• **Work required**:
Every line containing the word "Google" needs to be found and copied.

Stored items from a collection
--------------------------------------------------
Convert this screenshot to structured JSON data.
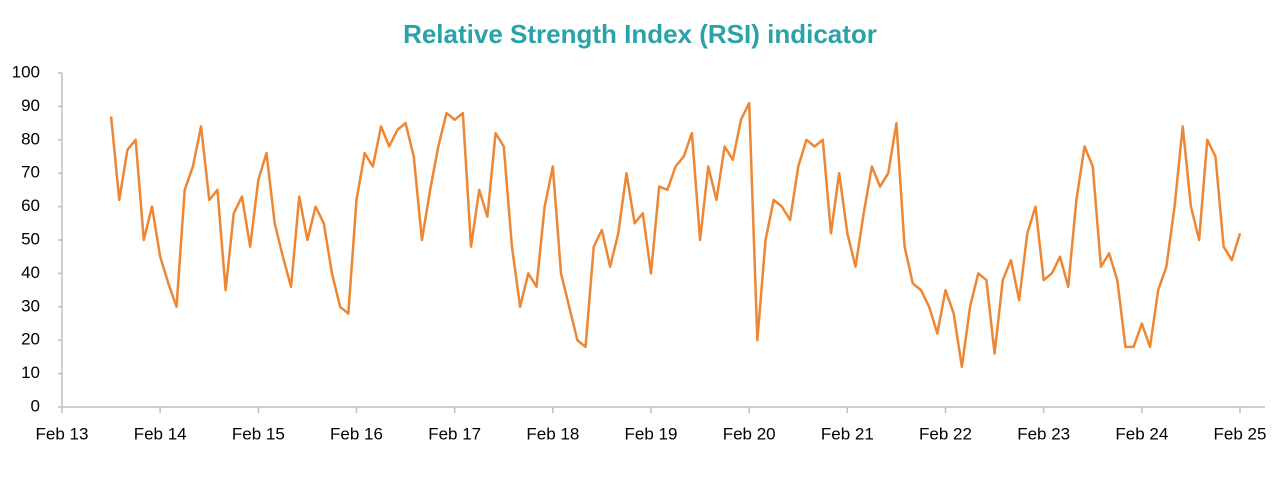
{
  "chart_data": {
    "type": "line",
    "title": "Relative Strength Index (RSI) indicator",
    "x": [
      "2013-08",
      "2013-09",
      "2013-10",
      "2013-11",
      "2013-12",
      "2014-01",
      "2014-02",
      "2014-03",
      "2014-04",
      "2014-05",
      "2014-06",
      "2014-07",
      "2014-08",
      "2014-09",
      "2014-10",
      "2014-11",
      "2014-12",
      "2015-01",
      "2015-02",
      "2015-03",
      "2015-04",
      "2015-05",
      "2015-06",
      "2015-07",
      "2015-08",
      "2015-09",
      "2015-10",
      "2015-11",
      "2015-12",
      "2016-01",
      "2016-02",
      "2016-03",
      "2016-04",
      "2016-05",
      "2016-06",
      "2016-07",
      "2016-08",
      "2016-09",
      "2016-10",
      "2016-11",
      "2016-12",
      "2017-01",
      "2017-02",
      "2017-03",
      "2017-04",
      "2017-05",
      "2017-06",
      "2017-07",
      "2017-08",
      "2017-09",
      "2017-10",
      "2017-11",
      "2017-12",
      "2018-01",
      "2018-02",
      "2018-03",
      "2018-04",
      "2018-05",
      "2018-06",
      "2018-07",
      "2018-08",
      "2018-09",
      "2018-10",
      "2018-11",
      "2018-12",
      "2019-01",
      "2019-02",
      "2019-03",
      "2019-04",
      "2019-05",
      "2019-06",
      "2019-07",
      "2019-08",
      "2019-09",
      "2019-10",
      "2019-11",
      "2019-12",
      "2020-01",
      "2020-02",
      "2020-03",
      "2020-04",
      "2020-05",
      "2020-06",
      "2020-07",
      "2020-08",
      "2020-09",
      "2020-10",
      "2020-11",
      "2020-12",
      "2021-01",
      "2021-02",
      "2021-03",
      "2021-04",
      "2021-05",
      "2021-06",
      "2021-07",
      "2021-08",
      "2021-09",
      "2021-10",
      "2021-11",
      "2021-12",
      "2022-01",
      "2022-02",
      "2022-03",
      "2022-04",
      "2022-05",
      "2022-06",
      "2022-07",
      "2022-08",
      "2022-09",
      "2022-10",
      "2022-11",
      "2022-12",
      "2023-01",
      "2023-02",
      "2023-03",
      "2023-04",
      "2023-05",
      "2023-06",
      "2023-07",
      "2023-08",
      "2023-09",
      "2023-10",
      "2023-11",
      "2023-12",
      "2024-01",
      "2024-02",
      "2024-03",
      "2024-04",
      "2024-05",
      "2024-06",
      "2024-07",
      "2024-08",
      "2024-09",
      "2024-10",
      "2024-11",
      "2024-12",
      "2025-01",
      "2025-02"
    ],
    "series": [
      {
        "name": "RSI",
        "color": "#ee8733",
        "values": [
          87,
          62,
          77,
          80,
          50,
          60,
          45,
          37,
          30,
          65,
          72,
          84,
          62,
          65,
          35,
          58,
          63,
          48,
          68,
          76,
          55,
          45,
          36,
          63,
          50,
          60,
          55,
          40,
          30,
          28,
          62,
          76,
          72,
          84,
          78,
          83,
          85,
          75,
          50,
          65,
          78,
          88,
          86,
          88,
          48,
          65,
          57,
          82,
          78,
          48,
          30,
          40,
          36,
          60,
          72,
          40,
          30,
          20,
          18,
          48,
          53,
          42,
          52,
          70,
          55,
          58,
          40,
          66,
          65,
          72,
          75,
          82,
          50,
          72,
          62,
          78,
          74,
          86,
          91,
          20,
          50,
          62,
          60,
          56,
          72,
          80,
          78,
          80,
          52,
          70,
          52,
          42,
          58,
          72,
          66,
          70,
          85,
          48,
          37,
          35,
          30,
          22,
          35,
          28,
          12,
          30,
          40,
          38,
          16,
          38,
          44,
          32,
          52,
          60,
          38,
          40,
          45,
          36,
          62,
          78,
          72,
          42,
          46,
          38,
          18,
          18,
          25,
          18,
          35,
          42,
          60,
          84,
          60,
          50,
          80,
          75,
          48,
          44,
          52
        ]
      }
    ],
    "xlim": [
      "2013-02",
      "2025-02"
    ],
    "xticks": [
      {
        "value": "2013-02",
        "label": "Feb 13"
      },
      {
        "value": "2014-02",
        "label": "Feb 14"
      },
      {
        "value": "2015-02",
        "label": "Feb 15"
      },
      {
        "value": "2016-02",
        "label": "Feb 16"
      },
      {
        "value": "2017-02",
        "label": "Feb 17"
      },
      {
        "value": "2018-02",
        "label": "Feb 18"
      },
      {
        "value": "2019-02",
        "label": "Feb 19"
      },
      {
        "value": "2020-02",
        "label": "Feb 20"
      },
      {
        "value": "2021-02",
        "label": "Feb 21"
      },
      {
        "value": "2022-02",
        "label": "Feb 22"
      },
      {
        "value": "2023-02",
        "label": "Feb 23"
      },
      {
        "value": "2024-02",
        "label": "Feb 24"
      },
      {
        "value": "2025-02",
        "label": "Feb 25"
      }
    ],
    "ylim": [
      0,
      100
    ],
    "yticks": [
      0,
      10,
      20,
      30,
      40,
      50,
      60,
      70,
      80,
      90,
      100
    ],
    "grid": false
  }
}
--------------------------------------------------
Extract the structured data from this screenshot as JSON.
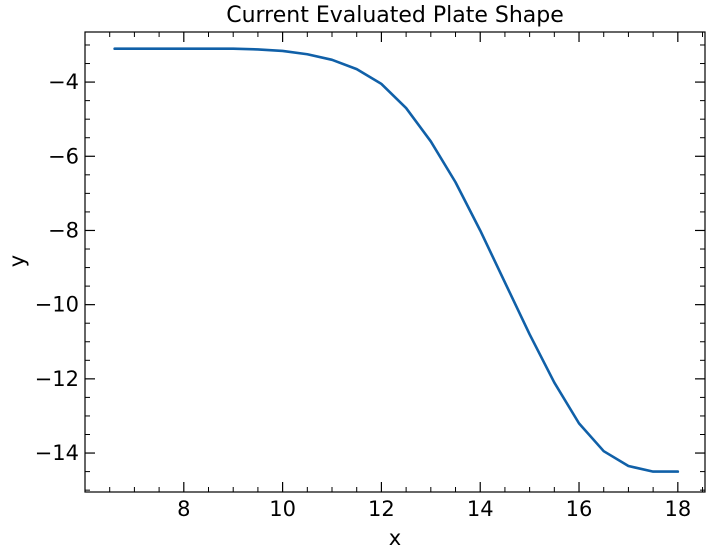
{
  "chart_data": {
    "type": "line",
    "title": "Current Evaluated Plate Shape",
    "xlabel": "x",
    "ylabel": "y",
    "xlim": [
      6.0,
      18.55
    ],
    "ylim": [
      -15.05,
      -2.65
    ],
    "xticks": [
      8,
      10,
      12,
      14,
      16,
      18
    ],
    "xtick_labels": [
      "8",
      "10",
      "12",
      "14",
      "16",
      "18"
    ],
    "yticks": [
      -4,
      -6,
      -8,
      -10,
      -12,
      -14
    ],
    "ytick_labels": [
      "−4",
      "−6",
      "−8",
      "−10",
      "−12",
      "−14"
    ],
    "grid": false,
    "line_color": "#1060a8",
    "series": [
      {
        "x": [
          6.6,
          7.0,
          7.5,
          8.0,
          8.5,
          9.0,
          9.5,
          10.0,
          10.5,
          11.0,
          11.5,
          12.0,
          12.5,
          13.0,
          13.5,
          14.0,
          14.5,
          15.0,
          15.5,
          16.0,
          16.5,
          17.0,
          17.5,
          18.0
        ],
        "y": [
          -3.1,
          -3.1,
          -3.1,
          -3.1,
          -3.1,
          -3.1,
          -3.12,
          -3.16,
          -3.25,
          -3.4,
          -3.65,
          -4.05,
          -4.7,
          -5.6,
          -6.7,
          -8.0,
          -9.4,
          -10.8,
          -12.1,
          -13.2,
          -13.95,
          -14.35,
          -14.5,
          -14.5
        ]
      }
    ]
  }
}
--------------------------------------------------
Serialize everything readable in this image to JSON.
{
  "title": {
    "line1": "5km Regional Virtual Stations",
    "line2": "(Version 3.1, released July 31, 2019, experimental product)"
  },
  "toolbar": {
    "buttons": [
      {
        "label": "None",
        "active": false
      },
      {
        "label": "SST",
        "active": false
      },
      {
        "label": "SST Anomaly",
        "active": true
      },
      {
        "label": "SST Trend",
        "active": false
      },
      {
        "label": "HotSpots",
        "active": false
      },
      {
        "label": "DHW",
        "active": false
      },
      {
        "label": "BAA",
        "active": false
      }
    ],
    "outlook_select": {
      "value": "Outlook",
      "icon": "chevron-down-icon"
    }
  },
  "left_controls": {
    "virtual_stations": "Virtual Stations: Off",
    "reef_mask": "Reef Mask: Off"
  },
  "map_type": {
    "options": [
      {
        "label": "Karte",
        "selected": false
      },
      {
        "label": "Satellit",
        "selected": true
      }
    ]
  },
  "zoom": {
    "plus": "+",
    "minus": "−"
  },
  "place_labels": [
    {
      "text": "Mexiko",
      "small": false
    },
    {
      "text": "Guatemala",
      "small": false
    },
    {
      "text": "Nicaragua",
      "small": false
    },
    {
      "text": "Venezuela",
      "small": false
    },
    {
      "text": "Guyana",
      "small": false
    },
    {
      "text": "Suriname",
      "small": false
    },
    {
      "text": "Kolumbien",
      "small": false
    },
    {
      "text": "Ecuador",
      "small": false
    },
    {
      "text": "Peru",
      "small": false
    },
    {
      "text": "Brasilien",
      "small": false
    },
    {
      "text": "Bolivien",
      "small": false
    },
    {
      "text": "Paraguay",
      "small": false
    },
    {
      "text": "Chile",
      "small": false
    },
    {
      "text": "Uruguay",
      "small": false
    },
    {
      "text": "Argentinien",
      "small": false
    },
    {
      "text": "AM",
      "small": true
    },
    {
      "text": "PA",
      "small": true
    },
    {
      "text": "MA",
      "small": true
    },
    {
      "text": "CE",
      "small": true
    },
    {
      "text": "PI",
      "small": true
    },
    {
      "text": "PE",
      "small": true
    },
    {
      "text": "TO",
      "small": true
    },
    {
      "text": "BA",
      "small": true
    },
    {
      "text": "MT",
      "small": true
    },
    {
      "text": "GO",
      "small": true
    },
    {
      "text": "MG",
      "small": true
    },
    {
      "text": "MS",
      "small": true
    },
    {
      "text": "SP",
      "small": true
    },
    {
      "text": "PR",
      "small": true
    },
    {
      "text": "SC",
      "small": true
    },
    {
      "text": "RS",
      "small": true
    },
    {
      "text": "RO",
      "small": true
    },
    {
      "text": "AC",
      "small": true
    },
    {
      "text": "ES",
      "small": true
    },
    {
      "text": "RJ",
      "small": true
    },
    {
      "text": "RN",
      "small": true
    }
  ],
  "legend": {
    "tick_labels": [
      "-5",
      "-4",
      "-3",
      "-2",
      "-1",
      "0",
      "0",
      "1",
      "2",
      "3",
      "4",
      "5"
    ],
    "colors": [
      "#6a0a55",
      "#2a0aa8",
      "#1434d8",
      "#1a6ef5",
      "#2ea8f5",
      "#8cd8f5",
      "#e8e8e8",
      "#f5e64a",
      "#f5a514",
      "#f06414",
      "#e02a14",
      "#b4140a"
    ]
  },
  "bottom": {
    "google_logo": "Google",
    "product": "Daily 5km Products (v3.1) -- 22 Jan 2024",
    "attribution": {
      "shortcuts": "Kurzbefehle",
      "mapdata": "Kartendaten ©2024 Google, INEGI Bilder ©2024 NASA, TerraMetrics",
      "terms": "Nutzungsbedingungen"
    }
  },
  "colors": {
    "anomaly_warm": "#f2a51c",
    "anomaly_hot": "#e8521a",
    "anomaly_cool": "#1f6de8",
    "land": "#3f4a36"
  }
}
--------------------------------------------------
• **Exercise response**:
    "google_logo": "Google",
      "mapdata": "Kartendaten ©2024 Google, INEGI Bilder ©2024 NASA, TerraMetrics",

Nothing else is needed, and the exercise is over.